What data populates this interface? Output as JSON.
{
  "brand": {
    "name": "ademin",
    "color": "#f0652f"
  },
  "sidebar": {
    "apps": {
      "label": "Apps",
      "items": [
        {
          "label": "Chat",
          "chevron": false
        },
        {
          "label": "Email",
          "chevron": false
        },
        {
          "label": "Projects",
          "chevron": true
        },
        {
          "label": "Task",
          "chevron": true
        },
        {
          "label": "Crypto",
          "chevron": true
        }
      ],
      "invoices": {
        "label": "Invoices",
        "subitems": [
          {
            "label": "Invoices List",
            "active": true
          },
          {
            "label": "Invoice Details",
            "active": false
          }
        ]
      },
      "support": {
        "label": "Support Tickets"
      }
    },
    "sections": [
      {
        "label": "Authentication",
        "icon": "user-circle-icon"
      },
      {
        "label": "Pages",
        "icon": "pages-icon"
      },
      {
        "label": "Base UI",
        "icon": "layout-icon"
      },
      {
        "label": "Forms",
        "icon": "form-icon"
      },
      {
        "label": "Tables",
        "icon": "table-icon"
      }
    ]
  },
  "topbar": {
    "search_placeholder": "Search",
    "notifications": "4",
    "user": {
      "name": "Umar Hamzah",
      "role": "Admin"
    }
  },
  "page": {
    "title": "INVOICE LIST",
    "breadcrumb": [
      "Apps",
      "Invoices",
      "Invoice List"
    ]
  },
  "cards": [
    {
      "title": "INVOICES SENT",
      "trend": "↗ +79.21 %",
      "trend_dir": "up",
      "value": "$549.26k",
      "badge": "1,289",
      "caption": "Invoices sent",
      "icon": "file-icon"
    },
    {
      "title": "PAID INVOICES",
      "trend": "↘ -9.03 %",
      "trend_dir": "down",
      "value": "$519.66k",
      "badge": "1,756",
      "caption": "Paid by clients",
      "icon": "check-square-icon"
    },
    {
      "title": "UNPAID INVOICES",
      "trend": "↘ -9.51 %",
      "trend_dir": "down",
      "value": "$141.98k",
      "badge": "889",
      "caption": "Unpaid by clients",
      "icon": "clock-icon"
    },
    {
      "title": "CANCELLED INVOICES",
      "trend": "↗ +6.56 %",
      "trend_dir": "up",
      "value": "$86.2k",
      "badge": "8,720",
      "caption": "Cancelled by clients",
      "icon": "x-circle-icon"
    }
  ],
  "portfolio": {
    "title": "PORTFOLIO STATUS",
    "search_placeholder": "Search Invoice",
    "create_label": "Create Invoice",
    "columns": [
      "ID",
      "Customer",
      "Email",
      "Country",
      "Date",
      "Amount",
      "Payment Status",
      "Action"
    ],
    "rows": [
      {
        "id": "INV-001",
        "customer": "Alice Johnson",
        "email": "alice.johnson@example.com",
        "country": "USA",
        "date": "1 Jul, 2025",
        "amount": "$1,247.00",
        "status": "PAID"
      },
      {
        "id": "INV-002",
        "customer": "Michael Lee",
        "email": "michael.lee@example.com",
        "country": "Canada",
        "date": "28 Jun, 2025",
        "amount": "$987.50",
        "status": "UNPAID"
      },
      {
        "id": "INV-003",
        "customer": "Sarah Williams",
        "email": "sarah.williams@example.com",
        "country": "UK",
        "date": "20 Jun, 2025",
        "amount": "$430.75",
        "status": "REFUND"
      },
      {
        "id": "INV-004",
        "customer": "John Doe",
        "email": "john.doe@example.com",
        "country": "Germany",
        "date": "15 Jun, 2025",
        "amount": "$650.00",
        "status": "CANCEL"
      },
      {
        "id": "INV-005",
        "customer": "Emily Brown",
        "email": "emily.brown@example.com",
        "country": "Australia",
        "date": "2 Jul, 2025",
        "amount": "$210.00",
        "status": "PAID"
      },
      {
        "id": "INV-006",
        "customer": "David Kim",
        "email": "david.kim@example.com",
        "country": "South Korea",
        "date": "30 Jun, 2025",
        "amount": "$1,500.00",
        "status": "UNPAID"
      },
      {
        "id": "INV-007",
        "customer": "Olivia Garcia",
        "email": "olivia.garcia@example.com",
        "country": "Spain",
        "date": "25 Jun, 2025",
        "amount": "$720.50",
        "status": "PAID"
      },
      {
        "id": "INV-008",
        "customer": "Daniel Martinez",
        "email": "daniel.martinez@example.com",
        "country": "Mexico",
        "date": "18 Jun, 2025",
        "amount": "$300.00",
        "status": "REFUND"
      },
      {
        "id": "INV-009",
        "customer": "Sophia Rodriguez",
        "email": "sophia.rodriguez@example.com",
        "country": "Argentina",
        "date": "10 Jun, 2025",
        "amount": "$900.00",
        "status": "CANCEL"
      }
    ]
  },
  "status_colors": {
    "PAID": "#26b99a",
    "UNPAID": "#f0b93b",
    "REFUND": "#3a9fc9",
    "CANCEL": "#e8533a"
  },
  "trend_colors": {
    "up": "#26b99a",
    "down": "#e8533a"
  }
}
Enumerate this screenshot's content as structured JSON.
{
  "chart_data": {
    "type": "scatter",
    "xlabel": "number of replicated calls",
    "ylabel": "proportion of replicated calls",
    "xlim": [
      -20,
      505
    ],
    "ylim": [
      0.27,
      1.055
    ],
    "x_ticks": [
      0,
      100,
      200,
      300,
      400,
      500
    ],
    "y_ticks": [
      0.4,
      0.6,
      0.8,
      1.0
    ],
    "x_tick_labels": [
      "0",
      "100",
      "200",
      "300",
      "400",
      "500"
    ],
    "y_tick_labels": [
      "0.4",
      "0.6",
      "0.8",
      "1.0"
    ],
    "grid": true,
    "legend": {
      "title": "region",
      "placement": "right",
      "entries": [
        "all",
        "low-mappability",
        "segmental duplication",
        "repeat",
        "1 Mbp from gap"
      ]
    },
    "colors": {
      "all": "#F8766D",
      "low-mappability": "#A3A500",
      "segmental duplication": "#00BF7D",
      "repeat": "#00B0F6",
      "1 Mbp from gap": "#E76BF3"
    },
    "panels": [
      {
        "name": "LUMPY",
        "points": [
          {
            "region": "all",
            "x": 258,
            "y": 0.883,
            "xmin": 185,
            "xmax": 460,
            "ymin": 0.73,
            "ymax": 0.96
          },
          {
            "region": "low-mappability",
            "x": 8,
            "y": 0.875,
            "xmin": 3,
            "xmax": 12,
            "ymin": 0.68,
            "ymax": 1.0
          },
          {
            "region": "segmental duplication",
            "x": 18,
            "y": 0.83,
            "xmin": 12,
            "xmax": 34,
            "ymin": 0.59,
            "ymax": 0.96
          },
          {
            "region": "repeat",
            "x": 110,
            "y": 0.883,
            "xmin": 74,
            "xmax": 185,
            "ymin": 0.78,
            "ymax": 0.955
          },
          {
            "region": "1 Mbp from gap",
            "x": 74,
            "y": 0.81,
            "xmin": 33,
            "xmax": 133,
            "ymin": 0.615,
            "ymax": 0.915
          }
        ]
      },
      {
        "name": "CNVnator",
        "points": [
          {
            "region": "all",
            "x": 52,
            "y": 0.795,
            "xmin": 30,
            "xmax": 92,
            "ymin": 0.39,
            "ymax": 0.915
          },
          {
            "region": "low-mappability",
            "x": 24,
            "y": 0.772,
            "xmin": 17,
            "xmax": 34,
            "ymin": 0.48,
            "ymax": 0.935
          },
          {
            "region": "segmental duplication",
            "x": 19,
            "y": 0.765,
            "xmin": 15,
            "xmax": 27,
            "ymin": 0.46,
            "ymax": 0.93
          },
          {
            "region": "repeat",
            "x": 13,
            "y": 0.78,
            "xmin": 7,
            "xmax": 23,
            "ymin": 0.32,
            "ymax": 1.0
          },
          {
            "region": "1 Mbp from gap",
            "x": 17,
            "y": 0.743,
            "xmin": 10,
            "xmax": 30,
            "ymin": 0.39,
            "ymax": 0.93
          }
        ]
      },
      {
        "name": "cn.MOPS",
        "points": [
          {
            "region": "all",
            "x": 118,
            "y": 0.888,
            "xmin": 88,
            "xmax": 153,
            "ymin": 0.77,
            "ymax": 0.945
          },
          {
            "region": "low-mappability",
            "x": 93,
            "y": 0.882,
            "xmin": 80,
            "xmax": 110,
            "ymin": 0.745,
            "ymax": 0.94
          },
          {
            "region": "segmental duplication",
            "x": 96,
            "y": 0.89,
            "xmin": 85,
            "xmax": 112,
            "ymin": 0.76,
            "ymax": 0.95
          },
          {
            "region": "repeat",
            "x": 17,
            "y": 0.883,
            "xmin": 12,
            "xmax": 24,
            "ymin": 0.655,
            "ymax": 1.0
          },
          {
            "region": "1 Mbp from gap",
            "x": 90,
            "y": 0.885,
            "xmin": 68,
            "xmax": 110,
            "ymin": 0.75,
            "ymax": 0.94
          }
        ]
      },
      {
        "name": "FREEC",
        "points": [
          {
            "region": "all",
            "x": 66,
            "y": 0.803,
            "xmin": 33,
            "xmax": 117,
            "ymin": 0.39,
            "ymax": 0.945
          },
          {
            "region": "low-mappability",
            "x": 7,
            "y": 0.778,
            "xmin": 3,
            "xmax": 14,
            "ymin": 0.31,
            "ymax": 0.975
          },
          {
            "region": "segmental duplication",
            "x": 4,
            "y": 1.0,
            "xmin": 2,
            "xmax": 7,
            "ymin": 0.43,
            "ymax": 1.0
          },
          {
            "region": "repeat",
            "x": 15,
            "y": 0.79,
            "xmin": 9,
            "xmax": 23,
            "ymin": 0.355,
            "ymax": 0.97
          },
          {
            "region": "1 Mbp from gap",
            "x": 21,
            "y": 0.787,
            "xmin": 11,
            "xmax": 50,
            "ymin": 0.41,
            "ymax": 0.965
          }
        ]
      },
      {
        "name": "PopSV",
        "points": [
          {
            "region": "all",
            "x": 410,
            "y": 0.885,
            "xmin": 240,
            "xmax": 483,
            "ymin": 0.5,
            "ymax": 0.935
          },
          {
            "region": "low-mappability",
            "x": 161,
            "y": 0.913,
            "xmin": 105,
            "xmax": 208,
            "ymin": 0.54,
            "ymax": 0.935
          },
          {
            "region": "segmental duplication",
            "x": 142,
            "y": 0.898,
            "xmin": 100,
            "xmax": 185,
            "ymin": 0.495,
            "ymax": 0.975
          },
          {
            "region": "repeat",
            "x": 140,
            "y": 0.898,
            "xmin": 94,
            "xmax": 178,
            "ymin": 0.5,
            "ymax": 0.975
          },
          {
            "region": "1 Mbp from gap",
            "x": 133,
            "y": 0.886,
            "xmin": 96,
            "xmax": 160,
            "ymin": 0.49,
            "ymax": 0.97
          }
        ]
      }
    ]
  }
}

☆ ☆ ☆

Set exercise:
Pick out each line that holds the string "circle".

Solution:
        "icon": "user-circle-icon"
      "icon": "x-circle-icon"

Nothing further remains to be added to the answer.